**MATERIAL**
══════
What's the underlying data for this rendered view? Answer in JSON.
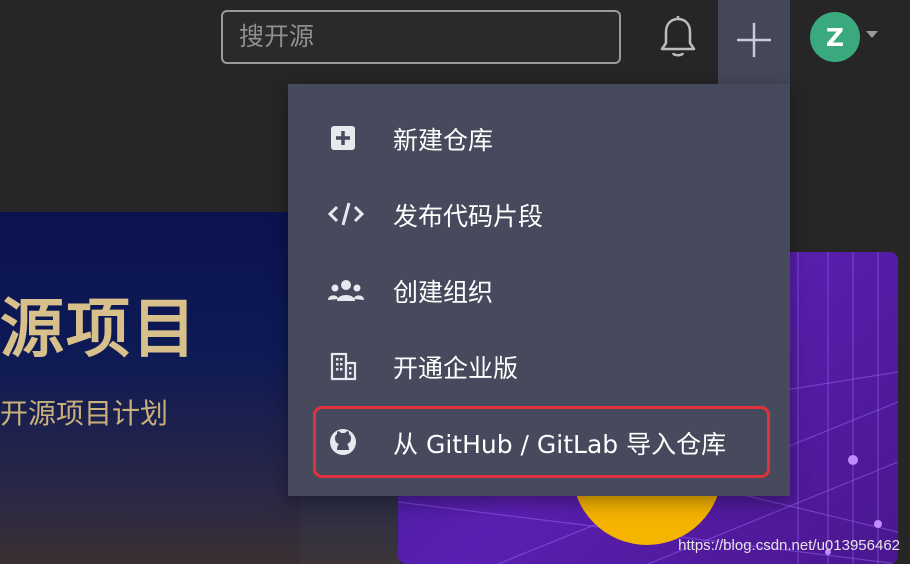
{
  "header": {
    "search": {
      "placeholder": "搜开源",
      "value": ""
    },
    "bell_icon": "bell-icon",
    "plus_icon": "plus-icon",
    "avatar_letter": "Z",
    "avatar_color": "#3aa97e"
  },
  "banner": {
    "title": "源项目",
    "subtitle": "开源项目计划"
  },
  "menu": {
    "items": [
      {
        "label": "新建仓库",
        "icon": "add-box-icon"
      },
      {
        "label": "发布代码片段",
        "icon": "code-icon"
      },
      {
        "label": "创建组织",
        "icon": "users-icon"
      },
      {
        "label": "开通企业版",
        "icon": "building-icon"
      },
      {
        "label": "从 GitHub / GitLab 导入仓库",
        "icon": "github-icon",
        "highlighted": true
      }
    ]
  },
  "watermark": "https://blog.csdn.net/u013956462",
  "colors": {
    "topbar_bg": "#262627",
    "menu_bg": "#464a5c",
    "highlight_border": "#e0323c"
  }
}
══════
**OBJECTIVE**
Restate each entry word for word, please, but drop any images it holds.

**EXERCISE RESULT**
What's the underlying data for this rendered view? Answer in JSON.
{
  "header": {
    "search": {
      "placeholder": "搜开源",
      "value": ""
    },
    "bell_icon": "bell-icon",
    "plus_icon": "plus-icon",
    "avatar_letter": "Z",
    "avatar_color": "#3aa97e"
  },
  "banner": {
    "title": "源项目",
    "subtitle": "开源项目计划"
  },
  "menu": {
    "items": [
      {
        "label": "新建仓库",
        "icon": "add-box-icon"
      },
      {
        "label": "发布代码片段",
        "icon": "code-icon"
      },
      {
        "label": "创建组织",
        "icon": "users-icon"
      },
      {
        "label": "开通企业版",
        "icon": "building-icon"
      },
      {
        "label": "从 GitHub / GitLab 导入仓库",
        "icon": "github-icon",
        "highlighted": true
      }
    ]
  },
  "watermark": "https://blog.csdn.net/u013956462",
  "colors": {
    "topbar_bg": "#262627",
    "menu_bg": "#464a5c",
    "highlight_border": "#e0323c"
  }
}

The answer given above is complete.